### Exercise material

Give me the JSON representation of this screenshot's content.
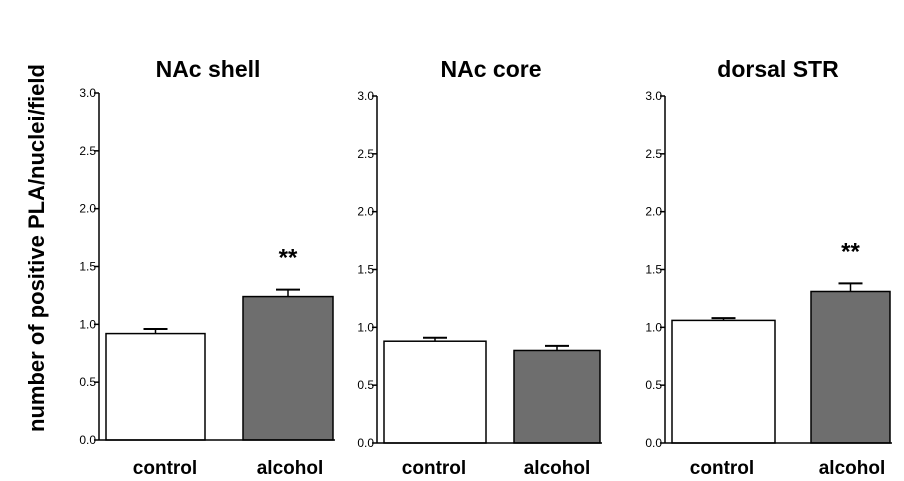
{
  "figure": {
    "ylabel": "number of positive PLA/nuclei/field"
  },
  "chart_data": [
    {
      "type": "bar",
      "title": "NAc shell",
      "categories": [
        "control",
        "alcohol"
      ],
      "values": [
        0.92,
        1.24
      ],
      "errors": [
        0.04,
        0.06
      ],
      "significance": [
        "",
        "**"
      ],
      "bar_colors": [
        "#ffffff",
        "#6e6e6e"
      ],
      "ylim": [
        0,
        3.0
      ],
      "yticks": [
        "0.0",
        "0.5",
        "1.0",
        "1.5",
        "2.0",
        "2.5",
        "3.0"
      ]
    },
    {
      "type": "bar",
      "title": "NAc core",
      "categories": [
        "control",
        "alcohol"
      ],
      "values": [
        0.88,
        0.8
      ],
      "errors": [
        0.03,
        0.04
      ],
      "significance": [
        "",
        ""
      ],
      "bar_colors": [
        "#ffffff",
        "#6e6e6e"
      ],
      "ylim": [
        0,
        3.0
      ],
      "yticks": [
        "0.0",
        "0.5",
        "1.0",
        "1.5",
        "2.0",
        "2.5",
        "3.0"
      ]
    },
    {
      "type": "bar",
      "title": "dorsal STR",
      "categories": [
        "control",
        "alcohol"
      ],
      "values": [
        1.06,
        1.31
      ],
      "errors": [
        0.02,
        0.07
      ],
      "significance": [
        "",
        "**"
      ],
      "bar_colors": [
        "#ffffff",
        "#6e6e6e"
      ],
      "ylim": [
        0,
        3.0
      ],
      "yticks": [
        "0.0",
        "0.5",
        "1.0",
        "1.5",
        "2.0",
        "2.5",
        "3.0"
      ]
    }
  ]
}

######

**Requirement:**
Pictures in the records should not appear in your copy, but everything else must be transcribed exactly.

**Full output:**
Give me the JSON representation of this screenshot's content.
{
  "figure": {
    "ylabel": "number of positive PLA/nuclei/field"
  },
  "chart_data": [
    {
      "type": "bar",
      "title": "NAc shell",
      "categories": [
        "control",
        "alcohol"
      ],
      "values": [
        0.92,
        1.24
      ],
      "errors": [
        0.04,
        0.06
      ],
      "significance": [
        "",
        "**"
      ],
      "bar_colors": [
        "#ffffff",
        "#6e6e6e"
      ],
      "ylim": [
        0,
        3.0
      ],
      "yticks": [
        "0.0",
        "0.5",
        "1.0",
        "1.5",
        "2.0",
        "2.5",
        "3.0"
      ]
    },
    {
      "type": "bar",
      "title": "NAc core",
      "categories": [
        "control",
        "alcohol"
      ],
      "values": [
        0.88,
        0.8
      ],
      "errors": [
        0.03,
        0.04
      ],
      "significance": [
        "",
        ""
      ],
      "bar_colors": [
        "#ffffff",
        "#6e6e6e"
      ],
      "ylim": [
        0,
        3.0
      ],
      "yticks": [
        "0.0",
        "0.5",
        "1.0",
        "1.5",
        "2.0",
        "2.5",
        "3.0"
      ]
    },
    {
      "type": "bar",
      "title": "dorsal STR",
      "categories": [
        "control",
        "alcohol"
      ],
      "values": [
        1.06,
        1.31
      ],
      "errors": [
        0.02,
        0.07
      ],
      "significance": [
        "",
        "**"
      ],
      "bar_colors": [
        "#ffffff",
        "#6e6e6e"
      ],
      "ylim": [
        0,
        3.0
      ],
      "yticks": [
        "0.0",
        "0.5",
        "1.0",
        "1.5",
        "2.0",
        "2.5",
        "3.0"
      ]
    }
  ]
}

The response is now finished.